Exercise objective: Return the records exactly as they are.

Material supplied:
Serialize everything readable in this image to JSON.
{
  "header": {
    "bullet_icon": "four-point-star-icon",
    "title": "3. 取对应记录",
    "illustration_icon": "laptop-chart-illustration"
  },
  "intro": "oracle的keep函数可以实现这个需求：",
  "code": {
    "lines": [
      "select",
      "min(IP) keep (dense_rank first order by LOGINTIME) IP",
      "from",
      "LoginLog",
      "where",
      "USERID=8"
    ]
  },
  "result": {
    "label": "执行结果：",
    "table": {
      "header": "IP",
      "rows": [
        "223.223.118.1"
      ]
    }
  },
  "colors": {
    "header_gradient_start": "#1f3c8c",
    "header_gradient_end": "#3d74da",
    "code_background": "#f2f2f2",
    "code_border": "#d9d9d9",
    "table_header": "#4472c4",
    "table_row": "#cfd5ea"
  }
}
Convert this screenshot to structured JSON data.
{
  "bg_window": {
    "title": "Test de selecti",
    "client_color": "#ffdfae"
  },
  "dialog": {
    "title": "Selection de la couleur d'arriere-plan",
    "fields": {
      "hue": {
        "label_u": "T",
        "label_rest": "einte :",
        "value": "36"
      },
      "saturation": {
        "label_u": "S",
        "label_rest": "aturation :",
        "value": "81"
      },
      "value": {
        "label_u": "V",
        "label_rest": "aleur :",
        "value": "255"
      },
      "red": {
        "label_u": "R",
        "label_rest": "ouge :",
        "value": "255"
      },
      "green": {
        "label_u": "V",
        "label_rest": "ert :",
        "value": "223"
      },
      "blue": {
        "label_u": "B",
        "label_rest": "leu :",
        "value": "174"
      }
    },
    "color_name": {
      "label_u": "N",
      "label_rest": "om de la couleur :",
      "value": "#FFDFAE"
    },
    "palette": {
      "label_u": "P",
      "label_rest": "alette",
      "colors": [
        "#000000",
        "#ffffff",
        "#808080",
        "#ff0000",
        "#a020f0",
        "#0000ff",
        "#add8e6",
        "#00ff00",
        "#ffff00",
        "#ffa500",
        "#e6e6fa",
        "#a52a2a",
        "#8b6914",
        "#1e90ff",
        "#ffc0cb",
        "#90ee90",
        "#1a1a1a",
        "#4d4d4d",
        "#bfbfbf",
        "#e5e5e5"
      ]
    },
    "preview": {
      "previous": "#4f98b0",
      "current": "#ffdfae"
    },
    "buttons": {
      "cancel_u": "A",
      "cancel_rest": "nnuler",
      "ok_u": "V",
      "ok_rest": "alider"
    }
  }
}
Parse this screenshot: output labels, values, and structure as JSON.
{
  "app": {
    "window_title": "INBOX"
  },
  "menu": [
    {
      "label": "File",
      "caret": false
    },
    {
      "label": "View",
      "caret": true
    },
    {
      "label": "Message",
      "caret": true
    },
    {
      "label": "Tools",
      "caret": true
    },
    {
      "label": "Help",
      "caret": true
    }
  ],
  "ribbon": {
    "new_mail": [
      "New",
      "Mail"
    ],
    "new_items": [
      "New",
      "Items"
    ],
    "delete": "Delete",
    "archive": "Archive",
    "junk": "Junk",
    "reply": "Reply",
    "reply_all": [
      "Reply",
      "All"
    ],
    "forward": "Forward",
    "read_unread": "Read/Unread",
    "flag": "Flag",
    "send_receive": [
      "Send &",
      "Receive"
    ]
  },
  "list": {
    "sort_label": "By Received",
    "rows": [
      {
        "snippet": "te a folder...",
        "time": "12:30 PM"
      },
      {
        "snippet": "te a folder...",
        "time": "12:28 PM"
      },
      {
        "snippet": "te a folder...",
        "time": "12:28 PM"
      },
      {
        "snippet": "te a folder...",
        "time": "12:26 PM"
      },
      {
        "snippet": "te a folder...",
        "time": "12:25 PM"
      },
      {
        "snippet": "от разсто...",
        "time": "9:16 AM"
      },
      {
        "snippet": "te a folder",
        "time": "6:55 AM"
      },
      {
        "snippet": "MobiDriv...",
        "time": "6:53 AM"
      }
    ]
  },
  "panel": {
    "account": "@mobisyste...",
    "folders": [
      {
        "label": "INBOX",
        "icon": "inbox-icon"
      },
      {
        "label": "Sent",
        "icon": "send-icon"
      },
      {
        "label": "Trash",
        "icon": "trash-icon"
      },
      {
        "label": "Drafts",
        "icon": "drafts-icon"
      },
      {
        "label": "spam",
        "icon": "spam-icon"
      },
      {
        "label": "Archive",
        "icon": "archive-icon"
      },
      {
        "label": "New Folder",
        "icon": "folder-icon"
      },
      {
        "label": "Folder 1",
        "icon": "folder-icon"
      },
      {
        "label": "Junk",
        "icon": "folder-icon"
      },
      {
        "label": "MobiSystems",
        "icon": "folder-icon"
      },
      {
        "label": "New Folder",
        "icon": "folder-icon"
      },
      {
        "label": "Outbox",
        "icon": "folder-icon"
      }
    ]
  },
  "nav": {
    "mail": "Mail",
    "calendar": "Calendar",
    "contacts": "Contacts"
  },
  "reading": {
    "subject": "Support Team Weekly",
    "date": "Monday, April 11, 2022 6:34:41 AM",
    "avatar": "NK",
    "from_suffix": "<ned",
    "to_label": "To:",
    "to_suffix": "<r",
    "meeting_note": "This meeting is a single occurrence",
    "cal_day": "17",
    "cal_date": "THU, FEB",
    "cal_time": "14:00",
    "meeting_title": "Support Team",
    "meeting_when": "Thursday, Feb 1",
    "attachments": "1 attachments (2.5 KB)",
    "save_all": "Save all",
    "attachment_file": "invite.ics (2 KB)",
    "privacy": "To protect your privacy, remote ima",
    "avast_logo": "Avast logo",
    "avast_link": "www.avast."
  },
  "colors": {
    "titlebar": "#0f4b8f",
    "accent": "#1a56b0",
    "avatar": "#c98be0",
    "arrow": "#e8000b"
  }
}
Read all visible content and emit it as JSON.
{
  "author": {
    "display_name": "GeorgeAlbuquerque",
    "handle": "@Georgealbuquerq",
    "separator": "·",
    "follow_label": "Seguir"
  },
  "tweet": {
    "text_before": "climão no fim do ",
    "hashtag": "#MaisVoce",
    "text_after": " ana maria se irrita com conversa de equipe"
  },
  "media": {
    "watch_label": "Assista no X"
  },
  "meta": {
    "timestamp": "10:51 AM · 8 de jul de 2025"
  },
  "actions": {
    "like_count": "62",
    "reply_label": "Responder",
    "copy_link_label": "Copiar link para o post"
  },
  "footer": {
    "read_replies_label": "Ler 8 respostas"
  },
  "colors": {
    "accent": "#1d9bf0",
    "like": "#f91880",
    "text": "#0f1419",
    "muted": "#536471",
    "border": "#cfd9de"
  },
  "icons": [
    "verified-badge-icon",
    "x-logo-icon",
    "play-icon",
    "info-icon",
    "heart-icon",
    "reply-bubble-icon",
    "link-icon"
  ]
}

Solution for this problem:
Serialize everything readable in this image to JSON.
{
  "header": {
    "bullet_icon": "four-point-star-icon",
    "title": "3. 取对应记录",
    "illustration_icon": "laptop-chart-illustration"
  },
  "intro": "oracle的keep函数可以实现这个需求：",
  "code": {
    "lines": [
      "select",
      "min(IP) keep (dense_rank first order by LOGINTIME) IP",
      "from",
      "LoginLog",
      "where",
      "USERID=8"
    ]
  },
  "result": {
    "label": "执行结果：",
    "table": {
      "header": "IP",
      "rows": [
        "223.223.118.1"
      ]
    }
  },
  "colors": {
    "header_gradient_start": "#1f3c8c",
    "header_gradient_end": "#3d74da",
    "code_background": "#f2f2f2",
    "code_border": "#d9d9d9",
    "table_header": "#4472c4",
    "table_row": "#cfd5ea"
  }
}
Convert this screenshot to structured JSON data.
{
  "bg_window": {
    "title": "Test de selecti",
    "client_color": "#ffdfae"
  },
  "dialog": {
    "title": "Selection de la couleur d'arriere-plan",
    "fields": {
      "hue": {
        "label_u": "T",
        "label_rest": "einte :",
        "value": "36"
      },
      "saturation": {
        "label_u": "S",
        "label_rest": "aturation :",
        "value": "81"
      },
      "value": {
        "label_u": "V",
        "label_rest": "aleur :",
        "value": "255"
      },
      "red": {
        "label_u": "R",
        "label_rest": "ouge :",
        "value": "255"
      },
      "green": {
        "label_u": "V",
        "label_rest": "ert :",
        "value": "223"
      },
      "blue": {
        "label_u": "B",
        "label_rest": "leu :",
        "value": "174"
      }
    },
    "color_name": {
      "label_u": "N",
      "label_rest": "om de la couleur :",
      "value": "#FFDFAE"
    },
    "palette": {
      "label_u": "P",
      "label_rest": "alette",
      "colors": [
        "#000000",
        "#ffffff",
        "#808080",
        "#ff0000",
        "#a020f0",
        "#0000ff",
        "#add8e6",
        "#00ff00",
        "#ffff00",
        "#ffa500",
        "#e6e6fa",
        "#a52a2a",
        "#8b6914",
        "#1e90ff",
        "#ffc0cb",
        "#90ee90",
        "#1a1a1a",
        "#4d4d4d",
        "#bfbfbf",
        "#e5e5e5"
      ]
    },
    "preview": {
      "previous": "#4f98b0",
      "current": "#ffdfae"
    },
    "buttons": {
      "cancel_u": "A",
      "cancel_rest": "nnuler",
      "ok_u": "V",
      "ok_rest": "alider"
    }
  }
}
Parse this screenshot: output labels, values, and structure as JSON.
{
  "app": {
    "window_title": "INBOX"
  },
  "menu": [
    {
      "label": "File",
      "caret": false
    },
    {
      "label": "View",
      "caret": true
    },
    {
      "label": "Message",
      "caret": true
    },
    {
      "label": "Tools",
      "caret": true
    },
    {
      "label": "Help",
      "caret": true
    }
  ],
  "ribbon": {
    "new_mail": [
      "New",
      "Mail"
    ],
    "new_items": [
      "New",
      "Items"
    ],
    "delete": "Delete",
    "archive": "Archive",
    "junk": "Junk",
    "reply": "Reply",
    "reply_all": [
      "Reply",
      "All"
    ],
    "forward": "Forward",
    "read_unread": "Read/Unread",
    "flag": "Flag",
    "send_receive": [
      "Send &",
      "Receive"
    ]
  },
  "list": {
    "sort_label": "By Received",
    "rows": [
      {
        "snippet": "te a folder...",
        "time": "12:30 PM"
      },
      {
        "snippet": "te a folder...",
        "time": "12:28 PM"
      },
      {
        "snippet": "te a folder...",
        "time": "12:28 PM"
      },
      {
        "snippet": "te a folder...",
        "time": "12:26 PM"
      },
      {
        "snippet": "te a folder...",
        "time": "12:25 PM"
      },
      {
        "snippet": "от разсто...",
        "time": "9:16 AM"
      },
      {
        "snippet": "te a folder",
        "time": "6:55 AM"
      },
      {
        "snippet": "MobiDriv...",
        "time": "6:53 AM"
      }
    ]
  },
  "panel": {
    "account": "@mobisyste...",
    "folders": [
      {
        "label": "INBOX",
        "icon": "inbox-icon"
      },
      {
        "label": "Sent",
        "icon": "send-icon"
      },
      {
        "label": "Trash",
        "icon": "trash-icon"
      },
      {
        "label": "Drafts",
        "icon": "drafts-icon"
      },
      {
        "label": "spam",
        "icon": "spam-icon"
      },
      {
        "label": "Archive",
        "icon": "archive-icon"
      },
      {
        "label": "New Folder",
        "icon": "folder-icon"
      },
      {
        "label": "Folder 1",
        "icon": "folder-icon"
      },
      {
        "label": "Junk",
        "icon": "folder-icon"
      },
      {
        "label": "MobiSystems",
        "icon": "folder-icon"
      },
      {
        "label": "New Folder",
        "icon": "folder-icon"
      },
      {
        "label": "Outbox",
        "icon": "folder-icon"
      }
    ]
  },
  "nav": {
    "mail": "Mail",
    "calendar": "Calendar",
    "contacts": "Contacts"
  },
  "reading": {
    "subject": "Support Team Weekly",
    "date": "Monday, April 11, 2022 6:34:41 AM",
    "avatar": "NK",
    "from_suffix": "<ned",
    "to_label": "To:",
    "to_suffix": "<r",
    "meeting_note": "This meeting is a single occurrence",
    "cal_day": "17",
    "cal_date": "THU, FEB",
    "cal_time": "14:00",
    "meeting_title": "Support Team",
    "meeting_when": "Thursday, Feb 1",
    "attachments": "1 attachments (2.5 KB)",
    "save_all": "Save all",
    "attachment_file": "invite.ics (2 KB)",
    "privacy": "To protect your privacy, remote ima",
    "avast_logo": "Avast logo",
    "avast_link": "www.avast."
  },
  "colors": {
    "titlebar": "#0f4b8f",
    "accent": "#1a56b0",
    "avatar": "#c98be0",
    "arrow": "#e8000b"
  }
}
Read all visible content and emit it as JSON.
{
  "author": {
    "display_name": "GeorgeAlbuquerque",
    "handle": "@Georgealbuquerq",
    "separator": "·",
    "follow_label": "Seguir"
  },
  "tweet": {
    "text_before": "climão no fim do ",
    "hashtag": "#MaisVoce",
    "text_after": " ana maria se irrita com conversa de equipe"
  },
  "media": {
    "watch_label": "Assista no X"
  },
  "meta": {
    "timestamp": "10:51 AM · 8 de jul de 2025"
  },
  "actions": {
    "like_count": "62",
    "reply_label": "Responder",
    "copy_link_label": "Copiar link para o post"
  },
  "footer": {
    "read_replies_label": "Ler 8 respostas"
  },
  "colors": {
    "accent": "#1d9bf0",
    "like": "#f91880",
    "text": "#0f1419",
    "muted": "#536471",
    "border": "#cfd9de"
  },
  "icons": [
    "verified-badge-icon",
    "x-logo-icon",
    "play-icon",
    "info-icon",
    "heart-icon",
    "reply-bubble-icon",
    "link-icon"
  ]
}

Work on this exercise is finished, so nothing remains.